- _Problem_: Write out the whole listing again, exactly as given.

— begin Extracted material —

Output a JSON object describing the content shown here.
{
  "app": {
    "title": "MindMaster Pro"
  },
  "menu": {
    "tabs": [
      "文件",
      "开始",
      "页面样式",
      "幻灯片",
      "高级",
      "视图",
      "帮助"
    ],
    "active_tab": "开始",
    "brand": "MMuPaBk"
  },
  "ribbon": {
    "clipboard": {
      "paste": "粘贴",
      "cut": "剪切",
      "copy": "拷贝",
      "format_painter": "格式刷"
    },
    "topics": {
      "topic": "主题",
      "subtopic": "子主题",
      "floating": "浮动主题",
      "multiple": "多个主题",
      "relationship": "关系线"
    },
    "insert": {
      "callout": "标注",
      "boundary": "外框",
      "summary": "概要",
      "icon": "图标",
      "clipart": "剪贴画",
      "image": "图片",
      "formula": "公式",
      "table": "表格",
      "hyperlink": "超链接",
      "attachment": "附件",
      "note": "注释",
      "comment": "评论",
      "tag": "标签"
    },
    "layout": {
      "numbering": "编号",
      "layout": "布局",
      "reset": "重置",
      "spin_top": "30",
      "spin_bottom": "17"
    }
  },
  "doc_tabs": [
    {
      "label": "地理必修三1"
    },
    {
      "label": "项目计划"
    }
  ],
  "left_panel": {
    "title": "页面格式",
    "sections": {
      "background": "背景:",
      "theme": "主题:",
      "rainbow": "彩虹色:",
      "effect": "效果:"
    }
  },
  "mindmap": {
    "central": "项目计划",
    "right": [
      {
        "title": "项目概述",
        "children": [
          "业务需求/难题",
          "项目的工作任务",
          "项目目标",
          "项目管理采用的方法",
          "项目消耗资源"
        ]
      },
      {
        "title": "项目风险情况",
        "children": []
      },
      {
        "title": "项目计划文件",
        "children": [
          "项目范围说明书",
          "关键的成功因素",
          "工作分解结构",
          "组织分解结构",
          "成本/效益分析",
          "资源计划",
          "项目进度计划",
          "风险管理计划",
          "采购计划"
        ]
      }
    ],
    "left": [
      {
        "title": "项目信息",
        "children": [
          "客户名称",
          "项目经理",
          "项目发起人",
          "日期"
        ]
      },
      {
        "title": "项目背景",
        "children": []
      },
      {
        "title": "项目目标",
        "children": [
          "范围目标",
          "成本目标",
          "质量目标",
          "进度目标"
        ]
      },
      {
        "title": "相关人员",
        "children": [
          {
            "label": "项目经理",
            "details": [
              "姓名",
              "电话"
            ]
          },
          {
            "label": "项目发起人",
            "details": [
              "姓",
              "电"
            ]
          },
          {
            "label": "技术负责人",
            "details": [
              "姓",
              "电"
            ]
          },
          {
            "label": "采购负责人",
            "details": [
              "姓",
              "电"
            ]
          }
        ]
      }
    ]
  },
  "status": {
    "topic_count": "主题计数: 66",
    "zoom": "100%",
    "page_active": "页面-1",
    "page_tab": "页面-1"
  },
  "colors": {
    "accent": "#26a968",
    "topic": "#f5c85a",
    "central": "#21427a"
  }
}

— end Extracted material —

- _Output of the task_:
Output a JSON object describing the content shown here.
{
  "app": {
    "title": "MindMaster Pro"
  },
  "menu": {
    "tabs": [
      "文件",
      "开始",
      "页面样式",
      "幻灯片",
      "高级",
      "视图",
      "帮助"
    ],
    "active_tab": "开始",
    "brand": "MMuPaBk"
  },
  "ribbon": {
    "clipboard": {
      "paste": "粘贴",
      "cut": "剪切",
      "copy": "拷贝",
      "format_painter": "格式刷"
    },
    "topics": {
      "topic": "主题",
      "subtopic": "子主题",
      "floating": "浮动主题",
      "multiple": "多个主题",
      "relationship": "关系线"
    },
    "insert": {
      "callout": "标注",
      "boundary": "外框",
      "summary": "概要",
      "icon": "图标",
      "clipart": "剪贴画",
      "image": "图片",
      "formula": "公式",
      "table": "表格",
      "hyperlink": "超链接",
      "attachment": "附件",
      "note": "注释",
      "comment": "评论",
      "tag": "标签"
    },
    "layout": {
      "numbering": "编号",
      "layout": "布局",
      "reset": "重置",
      "spin_top": "30",
      "spin_bottom": "17"
    }
  },
  "doc_tabs": [
    {
      "label": "地理必修三1"
    },
    {
      "label": "项目计划"
    }
  ],
  "left_panel": {
    "title": "页面格式",
    "sections": {
      "background": "背景:",
      "theme": "主题:",
      "rainbow": "彩虹色:",
      "effect": "效果:"
    }
  },
  "mindmap": {
    "central": "项目计划",
    "right": [
      {
        "title": "项目概述",
        "children": [
          "业务需求/难题",
          "项目的工作任务",
          "项目目标",
          "项目管理采用的方法",
          "项目消耗资源"
        ]
      },
      {
        "title": "项目风险情况",
        "children": []
      },
      {
        "title": "项目计划文件",
        "children": [
          "项目范围说明书",
          "关键的成功因素",
          "工作分解结构",
          "组织分解结构",
          "成本/效益分析",
          "资源计划",
          "项目进度计划",
          "风险管理计划",
          "采购计划"
        ]
      }
    ],
    "left": [
      {
        "title": "项目信息",
        "children": [
          "客户名称",
          "项目经理",
          "项目发起人",
          "日期"
        ]
      },
      {
        "title": "项目背景",
        "children": []
      },
      {
        "title": "项目目标",
        "children": [
          "范围目标",
          "成本目标",
          "质量目标",
          "进度目标"
        ]
      },
      {
        "title": "相关人员",
        "children": [
          {
            "label": "项目经理",
            "details": [
              "姓名",
              "电话"
            ]
          },
          {
            "label": "项目发起人",
            "details": [
              "姓",
              "电"
            ]
          },
          {
            "label": "技术负责人",
            "details": [
              "姓",
              "电"
            ]
          },
          {
            "label": "采购负责人",
            "details": [
              "姓",
              "电"
            ]
          }
        ]
      }
    ]
  },
  "status": {
    "topic_count": "主题计数: 66",
    "zoom": "100%",
    "page_active": "页面-1",
    "page_tab": "页面-1"
  },
  "colors": {
    "accent": "#26a968",
    "topic": "#f5c85a",
    "central": "#21427a"
  }
}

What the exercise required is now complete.